__Excerpted data__.
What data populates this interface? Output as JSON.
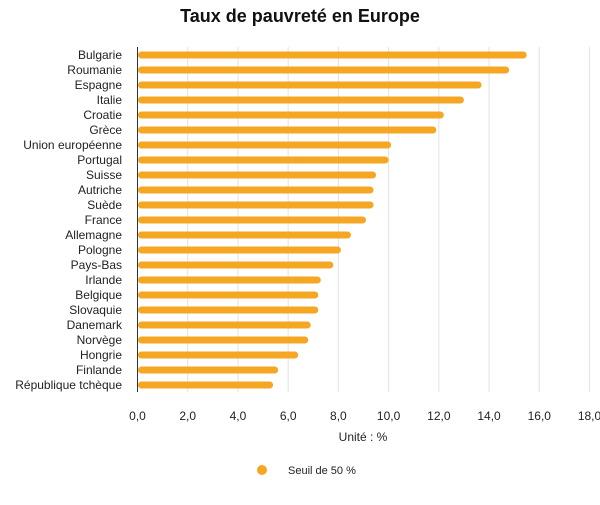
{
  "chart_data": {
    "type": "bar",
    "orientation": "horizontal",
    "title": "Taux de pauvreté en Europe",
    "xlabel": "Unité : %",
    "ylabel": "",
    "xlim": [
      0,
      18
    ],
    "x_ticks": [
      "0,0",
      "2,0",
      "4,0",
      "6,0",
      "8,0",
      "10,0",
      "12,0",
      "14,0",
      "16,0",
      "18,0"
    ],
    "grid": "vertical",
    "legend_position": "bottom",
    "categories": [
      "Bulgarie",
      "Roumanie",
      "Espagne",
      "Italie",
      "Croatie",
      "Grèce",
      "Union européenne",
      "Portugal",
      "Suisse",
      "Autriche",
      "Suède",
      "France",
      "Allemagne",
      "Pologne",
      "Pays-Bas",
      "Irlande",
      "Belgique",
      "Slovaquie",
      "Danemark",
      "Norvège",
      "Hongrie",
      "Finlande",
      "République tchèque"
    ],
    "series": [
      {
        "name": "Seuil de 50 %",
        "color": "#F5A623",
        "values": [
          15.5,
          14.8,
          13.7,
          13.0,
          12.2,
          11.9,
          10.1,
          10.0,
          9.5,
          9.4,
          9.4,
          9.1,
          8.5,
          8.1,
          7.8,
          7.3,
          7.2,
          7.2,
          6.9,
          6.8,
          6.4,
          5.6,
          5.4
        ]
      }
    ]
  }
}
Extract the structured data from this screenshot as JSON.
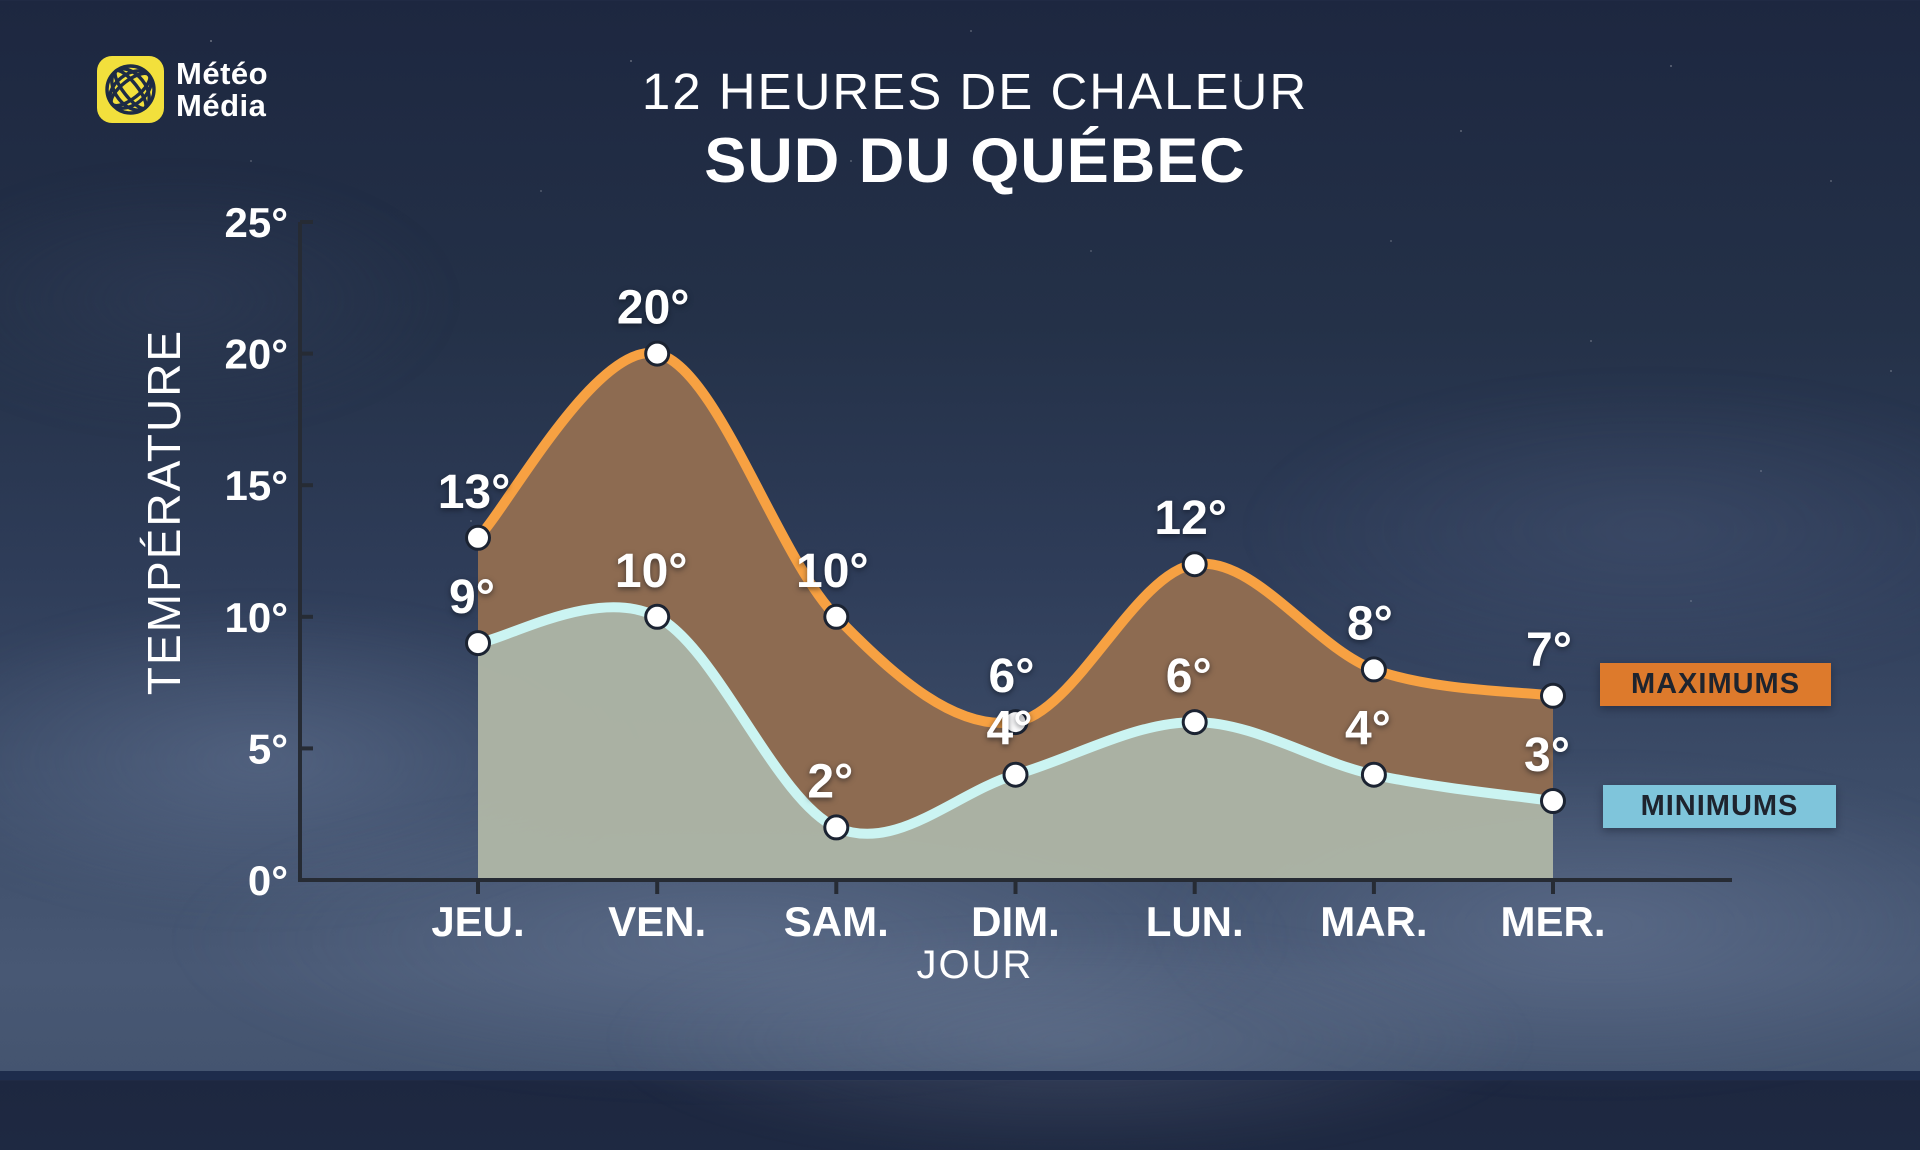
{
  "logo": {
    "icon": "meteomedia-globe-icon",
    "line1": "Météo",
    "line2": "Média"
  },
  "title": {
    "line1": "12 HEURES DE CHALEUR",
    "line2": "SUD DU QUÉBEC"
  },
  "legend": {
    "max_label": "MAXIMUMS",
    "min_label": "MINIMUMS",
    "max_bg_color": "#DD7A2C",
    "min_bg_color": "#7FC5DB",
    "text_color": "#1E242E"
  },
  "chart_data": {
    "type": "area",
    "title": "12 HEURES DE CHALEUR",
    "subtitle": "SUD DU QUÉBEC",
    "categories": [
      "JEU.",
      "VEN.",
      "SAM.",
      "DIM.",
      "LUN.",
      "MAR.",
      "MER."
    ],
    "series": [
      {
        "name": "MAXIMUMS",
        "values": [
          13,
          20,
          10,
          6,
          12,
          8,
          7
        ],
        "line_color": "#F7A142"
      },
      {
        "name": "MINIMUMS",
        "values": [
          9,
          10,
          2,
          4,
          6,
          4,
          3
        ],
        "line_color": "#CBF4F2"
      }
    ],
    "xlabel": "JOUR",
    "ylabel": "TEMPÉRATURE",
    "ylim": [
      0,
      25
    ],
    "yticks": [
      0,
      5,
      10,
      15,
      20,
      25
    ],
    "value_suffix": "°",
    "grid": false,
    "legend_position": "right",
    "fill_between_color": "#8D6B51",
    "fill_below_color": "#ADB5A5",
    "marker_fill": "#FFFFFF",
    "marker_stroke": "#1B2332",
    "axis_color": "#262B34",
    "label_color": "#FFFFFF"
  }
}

__Exercise instructions__. Copy the whole of the material above exactly, but not its images.

__Solution to the problem__.
What data populates this interface? Output as JSON.
{
  "chart_data": {
    "type": "bar",
    "orientation": "horizontal",
    "title": "Taux de pauvreté en Europe",
    "xlabel": "Unité : %",
    "ylabel": "",
    "xlim": [
      0,
      18
    ],
    "x_ticks": [
      "0,0",
      "2,0",
      "4,0",
      "6,0",
      "8,0",
      "10,0",
      "12,0",
      "14,0",
      "16,0",
      "18,0"
    ],
    "grid": "vertical",
    "legend_position": "bottom",
    "categories": [
      "Bulgarie",
      "Roumanie",
      "Espagne",
      "Italie",
      "Croatie",
      "Grèce",
      "Union européenne",
      "Portugal",
      "Suisse",
      "Autriche",
      "Suède",
      "France",
      "Allemagne",
      "Pologne",
      "Pays-Bas",
      "Irlande",
      "Belgique",
      "Slovaquie",
      "Danemark",
      "Norvège",
      "Hongrie",
      "Finlande",
      "République tchèque"
    ],
    "series": [
      {
        "name": "Seuil de 50 %",
        "color": "#F5A623",
        "values": [
          15.5,
          14.8,
          13.7,
          13.0,
          12.2,
          11.9,
          10.1,
          10.0,
          9.5,
          9.4,
          9.4,
          9.1,
          8.5,
          8.1,
          7.8,
          7.3,
          7.2,
          7.2,
          6.9,
          6.8,
          6.4,
          5.6,
          5.4
        ]
      }
    ]
  }
}
Extract the structured data from this screenshot as JSON.
{
  "logo": {
    "icon": "meteomedia-globe-icon",
    "line1": "Météo",
    "line2": "Média"
  },
  "title": {
    "line1": "12 HEURES DE CHALEUR",
    "line2": "SUD DU QUÉBEC"
  },
  "legend": {
    "max_label": "MAXIMUMS",
    "min_label": "MINIMUMS",
    "max_bg_color": "#DD7A2C",
    "min_bg_color": "#7FC5DB",
    "text_color": "#1E242E"
  },
  "chart_data": {
    "type": "area",
    "title": "12 HEURES DE CHALEUR",
    "subtitle": "SUD DU QUÉBEC",
    "categories": [
      "JEU.",
      "VEN.",
      "SAM.",
      "DIM.",
      "LUN.",
      "MAR.",
      "MER."
    ],
    "series": [
      {
        "name": "MAXIMUMS",
        "values": [
          13,
          20,
          10,
          6,
          12,
          8,
          7
        ],
        "line_color": "#F7A142"
      },
      {
        "name": "MINIMUMS",
        "values": [
          9,
          10,
          2,
          4,
          6,
          4,
          3
        ],
        "line_color": "#CBF4F2"
      }
    ],
    "xlabel": "JOUR",
    "ylabel": "TEMPÉRATURE",
    "ylim": [
      0,
      25
    ],
    "yticks": [
      0,
      5,
      10,
      15,
      20,
      25
    ],
    "value_suffix": "°",
    "grid": false,
    "legend_position": "right",
    "fill_between_color": "#8D6B51",
    "fill_below_color": "#ADB5A5",
    "marker_fill": "#FFFFFF",
    "marker_stroke": "#1B2332",
    "axis_color": "#262B34",
    "label_color": "#FFFFFF"
  }
}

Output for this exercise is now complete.